Dataset records
####################
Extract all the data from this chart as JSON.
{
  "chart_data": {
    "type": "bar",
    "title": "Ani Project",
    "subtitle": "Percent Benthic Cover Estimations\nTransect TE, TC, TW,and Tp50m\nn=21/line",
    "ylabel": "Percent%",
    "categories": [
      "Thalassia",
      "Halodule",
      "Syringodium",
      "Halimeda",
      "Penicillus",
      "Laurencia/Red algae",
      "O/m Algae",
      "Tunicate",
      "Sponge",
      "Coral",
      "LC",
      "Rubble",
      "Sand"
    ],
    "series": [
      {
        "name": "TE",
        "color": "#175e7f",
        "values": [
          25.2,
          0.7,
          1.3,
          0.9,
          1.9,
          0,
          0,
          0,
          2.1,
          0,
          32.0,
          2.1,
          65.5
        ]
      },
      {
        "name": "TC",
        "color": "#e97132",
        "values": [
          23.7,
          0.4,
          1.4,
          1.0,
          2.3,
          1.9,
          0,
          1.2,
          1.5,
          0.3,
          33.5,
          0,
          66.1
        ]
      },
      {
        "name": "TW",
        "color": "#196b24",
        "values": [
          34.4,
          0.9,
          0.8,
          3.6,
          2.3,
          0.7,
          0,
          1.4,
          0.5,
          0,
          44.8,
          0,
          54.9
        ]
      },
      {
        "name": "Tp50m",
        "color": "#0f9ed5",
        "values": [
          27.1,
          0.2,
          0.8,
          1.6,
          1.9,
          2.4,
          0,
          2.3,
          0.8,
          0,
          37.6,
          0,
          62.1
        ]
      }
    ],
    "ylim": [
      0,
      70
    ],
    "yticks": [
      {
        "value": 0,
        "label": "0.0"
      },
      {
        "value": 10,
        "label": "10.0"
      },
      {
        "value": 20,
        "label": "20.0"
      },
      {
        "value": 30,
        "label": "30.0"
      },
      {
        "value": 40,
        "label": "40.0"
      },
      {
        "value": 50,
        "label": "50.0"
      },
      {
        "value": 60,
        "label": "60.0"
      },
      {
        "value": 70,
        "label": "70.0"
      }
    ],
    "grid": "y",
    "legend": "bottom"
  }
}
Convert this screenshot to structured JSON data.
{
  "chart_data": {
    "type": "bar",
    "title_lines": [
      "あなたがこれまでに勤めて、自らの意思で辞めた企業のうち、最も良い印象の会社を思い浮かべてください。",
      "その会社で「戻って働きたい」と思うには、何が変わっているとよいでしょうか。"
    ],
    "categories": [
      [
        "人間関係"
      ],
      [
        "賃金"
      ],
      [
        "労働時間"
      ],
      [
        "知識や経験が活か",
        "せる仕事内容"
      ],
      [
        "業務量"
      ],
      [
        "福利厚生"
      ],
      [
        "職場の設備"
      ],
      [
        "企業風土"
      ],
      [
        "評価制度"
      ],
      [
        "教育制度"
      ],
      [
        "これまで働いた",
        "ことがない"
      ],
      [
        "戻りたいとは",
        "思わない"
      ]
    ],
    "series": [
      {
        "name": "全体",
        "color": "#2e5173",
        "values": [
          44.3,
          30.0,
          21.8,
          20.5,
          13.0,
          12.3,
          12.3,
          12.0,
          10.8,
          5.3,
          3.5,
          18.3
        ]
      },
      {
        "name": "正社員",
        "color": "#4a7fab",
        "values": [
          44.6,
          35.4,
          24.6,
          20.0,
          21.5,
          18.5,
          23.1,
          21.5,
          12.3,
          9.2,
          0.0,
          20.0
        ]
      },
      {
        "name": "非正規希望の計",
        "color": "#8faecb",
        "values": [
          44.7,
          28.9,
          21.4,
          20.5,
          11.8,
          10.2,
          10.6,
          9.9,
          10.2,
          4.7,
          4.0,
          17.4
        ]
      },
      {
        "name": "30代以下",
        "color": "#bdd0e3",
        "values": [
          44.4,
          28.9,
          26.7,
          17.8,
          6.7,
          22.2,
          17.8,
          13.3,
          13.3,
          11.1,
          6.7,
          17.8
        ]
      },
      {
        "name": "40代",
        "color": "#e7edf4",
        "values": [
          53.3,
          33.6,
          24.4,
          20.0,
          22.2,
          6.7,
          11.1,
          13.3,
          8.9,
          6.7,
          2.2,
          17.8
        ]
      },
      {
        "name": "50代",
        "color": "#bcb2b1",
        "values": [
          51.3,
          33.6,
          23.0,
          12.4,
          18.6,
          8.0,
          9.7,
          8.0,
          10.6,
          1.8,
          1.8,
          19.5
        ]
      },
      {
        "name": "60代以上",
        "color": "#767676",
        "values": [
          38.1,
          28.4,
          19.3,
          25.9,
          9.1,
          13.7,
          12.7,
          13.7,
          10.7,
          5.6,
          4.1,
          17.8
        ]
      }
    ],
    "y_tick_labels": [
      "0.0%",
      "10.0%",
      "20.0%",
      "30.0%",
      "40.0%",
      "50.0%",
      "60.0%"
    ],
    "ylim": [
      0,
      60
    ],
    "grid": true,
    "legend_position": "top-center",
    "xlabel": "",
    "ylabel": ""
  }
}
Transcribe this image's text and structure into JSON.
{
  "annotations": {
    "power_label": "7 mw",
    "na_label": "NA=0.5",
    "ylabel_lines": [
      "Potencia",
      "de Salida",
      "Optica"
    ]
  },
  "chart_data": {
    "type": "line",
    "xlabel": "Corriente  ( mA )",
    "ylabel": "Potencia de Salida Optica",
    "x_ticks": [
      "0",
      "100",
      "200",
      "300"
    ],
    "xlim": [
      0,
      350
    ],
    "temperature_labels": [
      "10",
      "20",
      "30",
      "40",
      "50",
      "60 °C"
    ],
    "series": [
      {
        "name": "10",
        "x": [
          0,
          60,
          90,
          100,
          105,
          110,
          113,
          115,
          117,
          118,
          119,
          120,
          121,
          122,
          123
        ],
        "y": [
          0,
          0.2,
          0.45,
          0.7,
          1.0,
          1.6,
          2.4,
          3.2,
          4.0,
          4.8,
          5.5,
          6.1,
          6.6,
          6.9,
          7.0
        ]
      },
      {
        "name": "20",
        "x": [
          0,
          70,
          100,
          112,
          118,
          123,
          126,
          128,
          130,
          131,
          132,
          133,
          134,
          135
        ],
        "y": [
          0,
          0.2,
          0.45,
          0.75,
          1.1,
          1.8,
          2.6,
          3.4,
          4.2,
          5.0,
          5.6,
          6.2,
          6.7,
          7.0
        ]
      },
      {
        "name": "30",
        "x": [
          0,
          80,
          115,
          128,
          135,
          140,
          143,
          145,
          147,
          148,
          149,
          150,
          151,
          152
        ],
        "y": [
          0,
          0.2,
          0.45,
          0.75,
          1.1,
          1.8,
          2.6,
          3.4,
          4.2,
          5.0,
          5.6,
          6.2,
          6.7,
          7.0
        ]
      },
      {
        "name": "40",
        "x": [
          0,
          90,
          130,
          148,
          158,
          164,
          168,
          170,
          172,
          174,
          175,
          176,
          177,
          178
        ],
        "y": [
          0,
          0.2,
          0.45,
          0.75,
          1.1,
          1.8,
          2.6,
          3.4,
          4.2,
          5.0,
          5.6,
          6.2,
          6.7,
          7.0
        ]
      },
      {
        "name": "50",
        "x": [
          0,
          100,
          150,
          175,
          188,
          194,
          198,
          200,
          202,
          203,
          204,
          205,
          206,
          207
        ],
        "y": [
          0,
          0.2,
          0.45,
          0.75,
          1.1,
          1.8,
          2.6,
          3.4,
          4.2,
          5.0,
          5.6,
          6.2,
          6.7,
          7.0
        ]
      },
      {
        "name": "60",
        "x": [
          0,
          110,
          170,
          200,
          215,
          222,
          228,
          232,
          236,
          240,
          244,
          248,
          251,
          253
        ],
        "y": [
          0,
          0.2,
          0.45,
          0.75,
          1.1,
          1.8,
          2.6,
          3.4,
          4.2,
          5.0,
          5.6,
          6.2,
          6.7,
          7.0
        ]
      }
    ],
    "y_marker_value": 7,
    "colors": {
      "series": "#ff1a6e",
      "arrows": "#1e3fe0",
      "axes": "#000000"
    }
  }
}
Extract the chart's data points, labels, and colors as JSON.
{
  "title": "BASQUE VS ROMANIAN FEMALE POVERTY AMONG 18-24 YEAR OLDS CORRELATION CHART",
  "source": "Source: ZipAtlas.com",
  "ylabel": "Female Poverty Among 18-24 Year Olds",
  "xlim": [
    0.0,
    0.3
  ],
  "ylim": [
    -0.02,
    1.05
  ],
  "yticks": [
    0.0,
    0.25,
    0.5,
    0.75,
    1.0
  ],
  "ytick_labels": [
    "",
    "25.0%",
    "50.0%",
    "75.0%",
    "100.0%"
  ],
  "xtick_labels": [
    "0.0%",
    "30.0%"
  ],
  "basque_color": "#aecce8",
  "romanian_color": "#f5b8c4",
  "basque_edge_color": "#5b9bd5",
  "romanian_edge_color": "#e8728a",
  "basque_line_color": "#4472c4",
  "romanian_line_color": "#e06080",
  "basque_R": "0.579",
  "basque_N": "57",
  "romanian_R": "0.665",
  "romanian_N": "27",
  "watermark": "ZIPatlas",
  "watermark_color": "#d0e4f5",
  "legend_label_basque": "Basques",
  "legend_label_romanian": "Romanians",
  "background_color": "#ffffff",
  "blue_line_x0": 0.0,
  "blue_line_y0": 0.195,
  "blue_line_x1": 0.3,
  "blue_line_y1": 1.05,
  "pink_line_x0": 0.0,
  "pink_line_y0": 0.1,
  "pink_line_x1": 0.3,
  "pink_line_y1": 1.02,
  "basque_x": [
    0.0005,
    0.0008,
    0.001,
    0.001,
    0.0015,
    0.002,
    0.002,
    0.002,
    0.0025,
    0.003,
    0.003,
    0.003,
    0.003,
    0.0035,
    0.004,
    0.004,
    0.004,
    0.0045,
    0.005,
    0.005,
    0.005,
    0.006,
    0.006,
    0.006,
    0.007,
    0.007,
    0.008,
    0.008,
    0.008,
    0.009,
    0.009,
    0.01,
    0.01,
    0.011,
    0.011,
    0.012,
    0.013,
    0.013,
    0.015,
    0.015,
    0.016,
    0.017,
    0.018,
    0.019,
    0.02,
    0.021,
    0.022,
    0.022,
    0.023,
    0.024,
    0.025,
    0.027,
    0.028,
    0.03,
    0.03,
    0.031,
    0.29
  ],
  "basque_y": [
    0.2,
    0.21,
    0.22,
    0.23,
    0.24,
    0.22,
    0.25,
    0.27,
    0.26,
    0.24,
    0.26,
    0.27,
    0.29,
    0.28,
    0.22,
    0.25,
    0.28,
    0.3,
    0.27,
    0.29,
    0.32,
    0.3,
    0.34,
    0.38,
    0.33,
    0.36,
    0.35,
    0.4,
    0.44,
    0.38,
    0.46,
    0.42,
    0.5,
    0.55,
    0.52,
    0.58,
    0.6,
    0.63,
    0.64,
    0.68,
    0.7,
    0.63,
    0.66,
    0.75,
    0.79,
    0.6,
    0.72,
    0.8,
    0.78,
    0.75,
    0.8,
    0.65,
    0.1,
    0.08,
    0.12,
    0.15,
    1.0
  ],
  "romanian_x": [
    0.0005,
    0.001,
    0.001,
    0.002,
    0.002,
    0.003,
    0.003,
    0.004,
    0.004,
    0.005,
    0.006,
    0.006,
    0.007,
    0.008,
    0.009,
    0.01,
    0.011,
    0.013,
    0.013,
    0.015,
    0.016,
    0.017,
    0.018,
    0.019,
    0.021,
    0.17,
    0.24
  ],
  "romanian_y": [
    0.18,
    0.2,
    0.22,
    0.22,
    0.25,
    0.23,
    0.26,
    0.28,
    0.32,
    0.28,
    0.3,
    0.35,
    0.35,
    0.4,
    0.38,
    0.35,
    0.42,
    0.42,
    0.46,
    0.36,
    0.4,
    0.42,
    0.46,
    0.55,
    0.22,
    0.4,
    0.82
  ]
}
####################
** EXERCISE BRIEF **
Look above for lines with the word "Salida" and copy them all.

** SOLVED PROBLEM **
      "de Salida",
    "ylabel": "Potencia de Salida Optica",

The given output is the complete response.